Data excerpts
---

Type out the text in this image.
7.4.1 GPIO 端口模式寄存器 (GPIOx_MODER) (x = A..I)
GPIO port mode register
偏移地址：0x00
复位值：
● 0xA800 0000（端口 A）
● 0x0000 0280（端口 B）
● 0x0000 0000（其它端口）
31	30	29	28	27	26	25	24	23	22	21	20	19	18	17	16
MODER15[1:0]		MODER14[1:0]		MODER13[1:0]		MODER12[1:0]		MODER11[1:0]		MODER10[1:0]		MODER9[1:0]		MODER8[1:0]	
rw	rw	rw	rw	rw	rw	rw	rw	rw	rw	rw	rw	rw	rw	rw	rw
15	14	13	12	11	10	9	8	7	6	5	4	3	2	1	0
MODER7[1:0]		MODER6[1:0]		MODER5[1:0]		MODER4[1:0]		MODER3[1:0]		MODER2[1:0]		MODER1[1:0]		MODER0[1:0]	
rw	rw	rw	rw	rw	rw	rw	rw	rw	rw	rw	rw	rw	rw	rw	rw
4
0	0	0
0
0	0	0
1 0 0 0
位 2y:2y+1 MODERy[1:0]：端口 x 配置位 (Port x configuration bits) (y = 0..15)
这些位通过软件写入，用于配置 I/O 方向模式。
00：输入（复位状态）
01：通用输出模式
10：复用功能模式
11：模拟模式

---

THE TASK: Every entry must be output again, exactly as written above.

RESPONSE FOR THIS EXERCISE:
Type out the text in this image.
7.4.1 GPIO 端口模式寄存器 (GPIOx_MODER) (x = A..I)
GPIO port mode register
偏移地址：0x00
复位值：
● 0xA800 0000（端口 A）
● 0x0000 0280（端口 B）
● 0x0000 0000（其它端口）
31	30	29	28	27	26	25	24	23	22	21	20	19	18	17	16
MODER15[1:0]		MODER14[1:0]		MODER13[1:0]		MODER12[1:0]		MODER11[1:0]		MODER10[1:0]		MODER9[1:0]		MODER8[1:0]	
rw	rw	rw	rw	rw	rw	rw	rw	rw	rw	rw	rw	rw	rw	rw	rw
15	14	13	12	11	10	9	8	7	6	5	4	3	2	1	0
MODER7[1:0]		MODER6[1:0]		MODER5[1:0]		MODER4[1:0]		MODER3[1:0]		MODER2[1:0]		MODER1[1:0]		MODER0[1:0]	
rw	rw	rw	rw	rw	rw	rw	rw	rw	rw	rw	rw	rw	rw	rw	rw
4
0	0	0
0
0	0	0
1 0 0 0
位 2y:2y+1 MODERy[1:0]：端口 x 配置位 (Port x configuration bits) (y = 0..15)
这些位通过软件写入，用于配置 I/O 方向模式。
00：输入（复位状态）
01：通用输出模式
10：复用功能模式
11：模拟模式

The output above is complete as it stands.